Set problem: Could you give the data below again, exactly and completely?

## START Available records

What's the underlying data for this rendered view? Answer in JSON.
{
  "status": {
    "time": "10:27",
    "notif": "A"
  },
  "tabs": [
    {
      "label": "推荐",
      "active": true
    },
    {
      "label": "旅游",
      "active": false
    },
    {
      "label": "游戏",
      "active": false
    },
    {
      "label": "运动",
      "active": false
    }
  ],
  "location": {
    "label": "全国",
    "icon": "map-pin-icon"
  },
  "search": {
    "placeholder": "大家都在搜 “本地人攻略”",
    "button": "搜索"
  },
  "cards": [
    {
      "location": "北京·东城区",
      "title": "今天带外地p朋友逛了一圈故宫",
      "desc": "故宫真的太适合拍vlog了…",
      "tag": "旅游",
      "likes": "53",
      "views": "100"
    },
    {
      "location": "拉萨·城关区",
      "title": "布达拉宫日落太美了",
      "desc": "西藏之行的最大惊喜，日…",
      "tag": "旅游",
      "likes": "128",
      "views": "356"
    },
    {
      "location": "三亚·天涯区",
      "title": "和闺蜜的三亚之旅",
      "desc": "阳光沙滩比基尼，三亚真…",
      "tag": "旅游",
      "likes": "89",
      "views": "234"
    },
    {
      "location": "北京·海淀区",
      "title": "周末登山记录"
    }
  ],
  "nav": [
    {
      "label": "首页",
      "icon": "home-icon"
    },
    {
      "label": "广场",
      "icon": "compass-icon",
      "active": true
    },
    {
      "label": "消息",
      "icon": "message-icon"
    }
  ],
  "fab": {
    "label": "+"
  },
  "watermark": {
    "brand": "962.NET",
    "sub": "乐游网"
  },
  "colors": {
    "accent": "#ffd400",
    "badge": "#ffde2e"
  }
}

## END Available records

Response:
What's the underlying data for this rendered view? Answer in JSON.
{
  "status": {
    "time": "10:27",
    "notif": "A"
  },
  "tabs": [
    {
      "label": "推荐",
      "active": true
    },
    {
      "label": "旅游",
      "active": false
    },
    {
      "label": "游戏",
      "active": false
    },
    {
      "label": "运动",
      "active": false
    }
  ],
  "location": {
    "label": "全国",
    "icon": "map-pin-icon"
  },
  "search": {
    "placeholder": "大家都在搜 “本地人攻略”",
    "button": "搜索"
  },
  "cards": [
    {
      "location": "北京·东城区",
      "title": "今天带外地p朋友逛了一圈故宫",
      "desc": "故宫真的太适合拍vlog了…",
      "tag": "旅游",
      "likes": "53",
      "views": "100"
    },
    {
      "location": "拉萨·城关区",
      "title": "布达拉宫日落太美了",
      "desc": "西藏之行的最大惊喜，日…",
      "tag": "旅游",
      "likes": "128",
      "views": "356"
    },
    {
      "location": "三亚·天涯区",
      "title": "和闺蜜的三亚之旅",
      "desc": "阳光沙滩比基尼，三亚真…",
      "tag": "旅游",
      "likes": "89",
      "views": "234"
    },
    {
      "location": "北京·海淀区",
      "title": "周末登山记录"
    }
  ],
  "nav": [
    {
      "label": "首页",
      "icon": "home-icon"
    },
    {
      "label": "广场",
      "icon": "compass-icon",
      "active": true
    },
    {
      "label": "消息",
      "icon": "message-icon"
    }
  ],
  "fab": {
    "label": "+"
  },
  "watermark": {
    "brand": "962.NET",
    "sub": "乐游网"
  },
  "colors": {
    "accent": "#ffd400",
    "badge": "#ffde2e"
  }
}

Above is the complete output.